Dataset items
>> start

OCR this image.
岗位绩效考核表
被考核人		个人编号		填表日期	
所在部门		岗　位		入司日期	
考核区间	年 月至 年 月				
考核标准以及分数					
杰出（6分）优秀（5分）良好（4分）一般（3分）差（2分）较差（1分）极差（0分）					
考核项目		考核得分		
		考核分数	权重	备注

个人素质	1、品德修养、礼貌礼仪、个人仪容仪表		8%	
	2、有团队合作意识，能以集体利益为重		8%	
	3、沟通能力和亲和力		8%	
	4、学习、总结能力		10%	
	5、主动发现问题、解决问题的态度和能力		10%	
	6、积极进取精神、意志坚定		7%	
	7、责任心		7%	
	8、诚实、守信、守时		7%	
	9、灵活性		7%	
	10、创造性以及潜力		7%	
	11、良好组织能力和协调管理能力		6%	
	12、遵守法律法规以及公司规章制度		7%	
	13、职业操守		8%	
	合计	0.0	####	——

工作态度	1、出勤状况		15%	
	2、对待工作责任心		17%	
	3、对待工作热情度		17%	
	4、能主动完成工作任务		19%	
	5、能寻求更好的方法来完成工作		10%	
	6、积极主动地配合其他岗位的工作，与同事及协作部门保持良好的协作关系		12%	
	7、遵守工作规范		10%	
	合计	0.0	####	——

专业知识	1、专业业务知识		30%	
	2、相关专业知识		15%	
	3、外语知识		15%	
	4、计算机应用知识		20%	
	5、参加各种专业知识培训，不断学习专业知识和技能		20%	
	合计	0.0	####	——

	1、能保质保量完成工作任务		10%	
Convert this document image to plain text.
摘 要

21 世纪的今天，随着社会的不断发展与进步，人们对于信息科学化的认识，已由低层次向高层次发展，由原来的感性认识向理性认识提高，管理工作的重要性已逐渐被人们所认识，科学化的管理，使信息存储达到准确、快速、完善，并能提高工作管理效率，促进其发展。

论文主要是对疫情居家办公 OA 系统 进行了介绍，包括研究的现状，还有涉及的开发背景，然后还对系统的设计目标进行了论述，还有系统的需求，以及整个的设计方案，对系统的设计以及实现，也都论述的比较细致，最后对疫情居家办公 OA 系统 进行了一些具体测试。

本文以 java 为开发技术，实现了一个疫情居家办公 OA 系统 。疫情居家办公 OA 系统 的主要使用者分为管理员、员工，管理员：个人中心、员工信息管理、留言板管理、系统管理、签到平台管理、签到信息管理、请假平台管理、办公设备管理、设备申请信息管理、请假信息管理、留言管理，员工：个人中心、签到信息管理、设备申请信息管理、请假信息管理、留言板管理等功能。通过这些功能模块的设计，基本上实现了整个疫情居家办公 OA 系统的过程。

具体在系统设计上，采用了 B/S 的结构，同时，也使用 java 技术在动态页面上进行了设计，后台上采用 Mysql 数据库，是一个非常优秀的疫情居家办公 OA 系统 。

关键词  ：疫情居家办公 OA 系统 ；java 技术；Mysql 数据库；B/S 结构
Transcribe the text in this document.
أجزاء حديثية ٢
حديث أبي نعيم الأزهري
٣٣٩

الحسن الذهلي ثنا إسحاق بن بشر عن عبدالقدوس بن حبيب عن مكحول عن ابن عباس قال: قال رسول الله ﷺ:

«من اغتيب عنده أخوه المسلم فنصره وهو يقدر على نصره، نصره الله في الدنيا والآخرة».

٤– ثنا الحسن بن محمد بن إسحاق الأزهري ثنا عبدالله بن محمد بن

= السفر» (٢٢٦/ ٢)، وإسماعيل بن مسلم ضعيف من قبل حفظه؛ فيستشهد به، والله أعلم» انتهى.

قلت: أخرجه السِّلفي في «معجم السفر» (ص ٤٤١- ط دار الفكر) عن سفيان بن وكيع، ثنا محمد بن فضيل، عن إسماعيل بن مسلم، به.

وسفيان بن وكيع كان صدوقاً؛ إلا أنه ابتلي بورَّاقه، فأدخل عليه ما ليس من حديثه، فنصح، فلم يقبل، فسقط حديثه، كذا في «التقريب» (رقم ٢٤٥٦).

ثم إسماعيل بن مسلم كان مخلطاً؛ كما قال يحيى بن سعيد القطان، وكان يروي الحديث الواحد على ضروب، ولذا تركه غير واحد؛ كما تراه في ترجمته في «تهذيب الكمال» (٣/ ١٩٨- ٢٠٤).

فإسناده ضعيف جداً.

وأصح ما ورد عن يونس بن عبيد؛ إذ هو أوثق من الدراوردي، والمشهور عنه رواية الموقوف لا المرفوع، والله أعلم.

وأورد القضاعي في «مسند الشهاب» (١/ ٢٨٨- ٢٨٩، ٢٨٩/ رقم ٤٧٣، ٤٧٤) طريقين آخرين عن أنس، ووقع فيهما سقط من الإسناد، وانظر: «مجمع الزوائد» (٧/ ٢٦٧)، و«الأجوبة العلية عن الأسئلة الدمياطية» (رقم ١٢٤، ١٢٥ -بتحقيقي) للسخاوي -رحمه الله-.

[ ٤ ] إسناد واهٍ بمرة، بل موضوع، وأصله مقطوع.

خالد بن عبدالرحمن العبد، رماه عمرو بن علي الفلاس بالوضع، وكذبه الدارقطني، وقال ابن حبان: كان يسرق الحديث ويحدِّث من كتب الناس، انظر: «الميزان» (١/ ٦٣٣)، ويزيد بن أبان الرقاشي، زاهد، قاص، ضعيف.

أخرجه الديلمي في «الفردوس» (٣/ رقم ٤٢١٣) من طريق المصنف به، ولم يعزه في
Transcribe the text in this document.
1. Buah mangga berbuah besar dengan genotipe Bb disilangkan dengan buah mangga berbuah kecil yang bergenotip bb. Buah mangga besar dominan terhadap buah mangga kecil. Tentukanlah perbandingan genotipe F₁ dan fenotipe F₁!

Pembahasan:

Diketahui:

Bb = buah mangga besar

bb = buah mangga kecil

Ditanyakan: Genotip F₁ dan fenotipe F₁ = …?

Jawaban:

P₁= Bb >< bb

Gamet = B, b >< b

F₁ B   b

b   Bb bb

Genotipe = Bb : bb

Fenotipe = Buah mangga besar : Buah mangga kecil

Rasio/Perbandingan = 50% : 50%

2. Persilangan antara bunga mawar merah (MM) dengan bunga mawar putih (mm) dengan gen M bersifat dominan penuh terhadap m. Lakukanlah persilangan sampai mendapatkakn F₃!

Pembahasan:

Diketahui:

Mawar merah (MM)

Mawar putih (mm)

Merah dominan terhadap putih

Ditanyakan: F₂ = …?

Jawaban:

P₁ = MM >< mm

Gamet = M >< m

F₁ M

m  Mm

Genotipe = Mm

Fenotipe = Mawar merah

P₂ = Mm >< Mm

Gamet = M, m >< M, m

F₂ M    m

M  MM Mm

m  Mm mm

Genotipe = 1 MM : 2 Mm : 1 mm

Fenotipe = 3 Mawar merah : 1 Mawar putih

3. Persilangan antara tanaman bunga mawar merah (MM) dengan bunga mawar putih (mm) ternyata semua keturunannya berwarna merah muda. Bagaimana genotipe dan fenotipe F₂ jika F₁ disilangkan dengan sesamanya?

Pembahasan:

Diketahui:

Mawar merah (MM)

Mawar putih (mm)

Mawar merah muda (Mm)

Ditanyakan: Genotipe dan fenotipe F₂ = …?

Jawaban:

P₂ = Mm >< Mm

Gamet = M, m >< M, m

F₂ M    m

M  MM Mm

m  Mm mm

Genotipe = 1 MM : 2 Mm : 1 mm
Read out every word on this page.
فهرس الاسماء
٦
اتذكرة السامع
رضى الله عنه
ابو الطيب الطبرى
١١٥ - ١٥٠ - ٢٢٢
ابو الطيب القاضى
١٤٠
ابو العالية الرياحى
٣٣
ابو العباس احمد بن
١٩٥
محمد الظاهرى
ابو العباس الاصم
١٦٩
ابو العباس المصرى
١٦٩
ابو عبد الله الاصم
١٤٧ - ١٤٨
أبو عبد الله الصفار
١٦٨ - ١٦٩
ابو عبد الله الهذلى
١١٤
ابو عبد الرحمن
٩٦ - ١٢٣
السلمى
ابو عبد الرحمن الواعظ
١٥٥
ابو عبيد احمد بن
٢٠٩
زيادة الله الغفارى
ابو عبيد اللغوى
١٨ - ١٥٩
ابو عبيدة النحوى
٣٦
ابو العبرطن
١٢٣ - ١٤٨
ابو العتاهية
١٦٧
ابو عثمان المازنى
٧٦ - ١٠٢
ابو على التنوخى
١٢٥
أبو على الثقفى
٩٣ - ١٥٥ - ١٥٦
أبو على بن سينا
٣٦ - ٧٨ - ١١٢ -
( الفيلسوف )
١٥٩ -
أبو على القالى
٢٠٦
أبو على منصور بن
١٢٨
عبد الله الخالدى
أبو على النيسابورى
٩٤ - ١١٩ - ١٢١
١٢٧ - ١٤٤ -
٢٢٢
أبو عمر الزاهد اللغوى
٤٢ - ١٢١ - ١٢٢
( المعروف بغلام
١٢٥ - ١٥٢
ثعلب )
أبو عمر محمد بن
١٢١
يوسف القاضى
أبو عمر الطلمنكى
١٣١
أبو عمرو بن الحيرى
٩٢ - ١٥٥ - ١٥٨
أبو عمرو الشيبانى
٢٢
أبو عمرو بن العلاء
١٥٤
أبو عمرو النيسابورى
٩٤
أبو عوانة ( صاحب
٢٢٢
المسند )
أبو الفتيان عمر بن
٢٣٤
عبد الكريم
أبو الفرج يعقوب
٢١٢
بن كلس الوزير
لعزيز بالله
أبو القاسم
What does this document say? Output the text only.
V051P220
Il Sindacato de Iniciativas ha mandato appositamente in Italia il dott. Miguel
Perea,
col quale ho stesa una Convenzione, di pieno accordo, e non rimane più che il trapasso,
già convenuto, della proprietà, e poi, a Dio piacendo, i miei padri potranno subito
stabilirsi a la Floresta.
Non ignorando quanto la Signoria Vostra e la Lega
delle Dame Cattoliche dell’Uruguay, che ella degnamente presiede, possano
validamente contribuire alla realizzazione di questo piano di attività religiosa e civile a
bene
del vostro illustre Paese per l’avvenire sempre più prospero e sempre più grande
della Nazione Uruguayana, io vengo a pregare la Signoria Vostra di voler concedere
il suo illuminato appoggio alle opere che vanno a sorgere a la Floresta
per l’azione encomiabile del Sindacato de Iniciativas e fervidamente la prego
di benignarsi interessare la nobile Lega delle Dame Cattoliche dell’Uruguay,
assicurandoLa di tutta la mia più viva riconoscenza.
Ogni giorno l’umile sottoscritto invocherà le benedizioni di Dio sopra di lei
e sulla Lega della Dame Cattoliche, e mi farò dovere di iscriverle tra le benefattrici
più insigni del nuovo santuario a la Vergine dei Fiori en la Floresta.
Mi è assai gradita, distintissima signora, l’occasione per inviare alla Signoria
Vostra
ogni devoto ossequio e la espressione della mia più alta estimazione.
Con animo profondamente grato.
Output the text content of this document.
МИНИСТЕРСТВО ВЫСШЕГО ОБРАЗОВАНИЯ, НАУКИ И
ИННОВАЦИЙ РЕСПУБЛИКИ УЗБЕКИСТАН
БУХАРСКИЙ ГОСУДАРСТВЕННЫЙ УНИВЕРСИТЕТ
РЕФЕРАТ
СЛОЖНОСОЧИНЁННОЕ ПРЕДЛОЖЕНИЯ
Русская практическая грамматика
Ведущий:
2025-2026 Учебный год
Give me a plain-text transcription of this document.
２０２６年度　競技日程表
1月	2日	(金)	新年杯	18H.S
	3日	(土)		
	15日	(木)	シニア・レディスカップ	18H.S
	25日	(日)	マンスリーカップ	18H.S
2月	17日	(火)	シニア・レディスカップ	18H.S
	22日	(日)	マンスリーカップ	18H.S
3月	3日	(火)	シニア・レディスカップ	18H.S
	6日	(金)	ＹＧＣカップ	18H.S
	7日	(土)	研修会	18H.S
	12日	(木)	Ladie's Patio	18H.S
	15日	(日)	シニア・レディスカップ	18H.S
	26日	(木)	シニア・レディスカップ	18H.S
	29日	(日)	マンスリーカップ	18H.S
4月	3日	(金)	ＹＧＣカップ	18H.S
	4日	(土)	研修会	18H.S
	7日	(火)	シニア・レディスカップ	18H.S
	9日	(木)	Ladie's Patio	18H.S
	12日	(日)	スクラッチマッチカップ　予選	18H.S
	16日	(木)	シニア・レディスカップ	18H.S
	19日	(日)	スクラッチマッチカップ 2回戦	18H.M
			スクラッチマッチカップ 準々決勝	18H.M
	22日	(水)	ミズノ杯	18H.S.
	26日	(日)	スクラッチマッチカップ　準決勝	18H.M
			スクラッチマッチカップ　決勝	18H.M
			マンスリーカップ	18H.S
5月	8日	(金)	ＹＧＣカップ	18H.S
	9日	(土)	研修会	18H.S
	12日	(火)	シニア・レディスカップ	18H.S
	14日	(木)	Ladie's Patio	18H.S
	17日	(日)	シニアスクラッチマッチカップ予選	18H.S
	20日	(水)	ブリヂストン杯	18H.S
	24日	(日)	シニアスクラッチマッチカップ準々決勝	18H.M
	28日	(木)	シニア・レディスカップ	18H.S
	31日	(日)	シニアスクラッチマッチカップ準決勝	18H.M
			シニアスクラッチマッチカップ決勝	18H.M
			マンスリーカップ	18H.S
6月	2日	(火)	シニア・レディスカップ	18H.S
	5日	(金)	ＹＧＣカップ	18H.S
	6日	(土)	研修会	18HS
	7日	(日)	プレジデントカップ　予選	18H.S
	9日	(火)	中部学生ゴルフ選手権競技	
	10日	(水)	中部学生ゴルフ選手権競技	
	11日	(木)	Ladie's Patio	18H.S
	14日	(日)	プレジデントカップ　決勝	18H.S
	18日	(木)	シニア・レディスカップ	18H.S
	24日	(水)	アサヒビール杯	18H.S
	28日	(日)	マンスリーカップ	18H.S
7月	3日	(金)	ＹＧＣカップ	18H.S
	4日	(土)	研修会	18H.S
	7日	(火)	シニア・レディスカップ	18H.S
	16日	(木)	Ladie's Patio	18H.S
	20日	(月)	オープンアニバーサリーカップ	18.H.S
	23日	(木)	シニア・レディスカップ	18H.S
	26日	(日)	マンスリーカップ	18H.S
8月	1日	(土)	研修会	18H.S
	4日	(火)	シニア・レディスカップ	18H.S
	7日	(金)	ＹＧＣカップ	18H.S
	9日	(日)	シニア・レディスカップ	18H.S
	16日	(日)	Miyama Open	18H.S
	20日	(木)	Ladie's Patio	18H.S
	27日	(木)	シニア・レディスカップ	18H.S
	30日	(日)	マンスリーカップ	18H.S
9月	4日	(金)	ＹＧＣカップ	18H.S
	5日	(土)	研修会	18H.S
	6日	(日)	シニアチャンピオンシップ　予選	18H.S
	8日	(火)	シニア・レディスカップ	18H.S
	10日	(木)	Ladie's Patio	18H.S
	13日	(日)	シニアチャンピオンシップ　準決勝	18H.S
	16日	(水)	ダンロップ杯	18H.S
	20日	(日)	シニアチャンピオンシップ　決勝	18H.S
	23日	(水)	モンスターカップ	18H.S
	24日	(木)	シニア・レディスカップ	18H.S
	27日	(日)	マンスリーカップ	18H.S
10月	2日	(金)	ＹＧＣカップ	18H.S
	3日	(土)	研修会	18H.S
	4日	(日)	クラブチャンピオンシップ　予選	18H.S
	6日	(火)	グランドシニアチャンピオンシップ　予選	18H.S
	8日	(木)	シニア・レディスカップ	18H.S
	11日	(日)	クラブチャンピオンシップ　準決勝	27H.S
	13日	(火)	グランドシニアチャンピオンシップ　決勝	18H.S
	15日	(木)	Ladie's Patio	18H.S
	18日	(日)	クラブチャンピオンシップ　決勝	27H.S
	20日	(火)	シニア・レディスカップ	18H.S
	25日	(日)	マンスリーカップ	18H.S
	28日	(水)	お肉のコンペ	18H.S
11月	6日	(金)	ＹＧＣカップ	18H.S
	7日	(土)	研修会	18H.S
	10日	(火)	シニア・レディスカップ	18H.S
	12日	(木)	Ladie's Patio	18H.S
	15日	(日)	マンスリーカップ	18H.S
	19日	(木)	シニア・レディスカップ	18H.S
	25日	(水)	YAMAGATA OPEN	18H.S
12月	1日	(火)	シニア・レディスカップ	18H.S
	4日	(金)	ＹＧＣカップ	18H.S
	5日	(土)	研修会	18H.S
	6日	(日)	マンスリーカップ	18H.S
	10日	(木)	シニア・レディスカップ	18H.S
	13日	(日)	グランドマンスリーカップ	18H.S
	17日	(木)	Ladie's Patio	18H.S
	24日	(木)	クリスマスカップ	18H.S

>> end

Gather all lines with the string "グランドシニアチャンピオンシップ" from the data.

- [SOLUTION]:
	6日	(火)	グランドシニアチャンピオンシップ　予選	18H.S
	13日	(火)	グランドシニアチャンピオンシップ　決勝	18H.S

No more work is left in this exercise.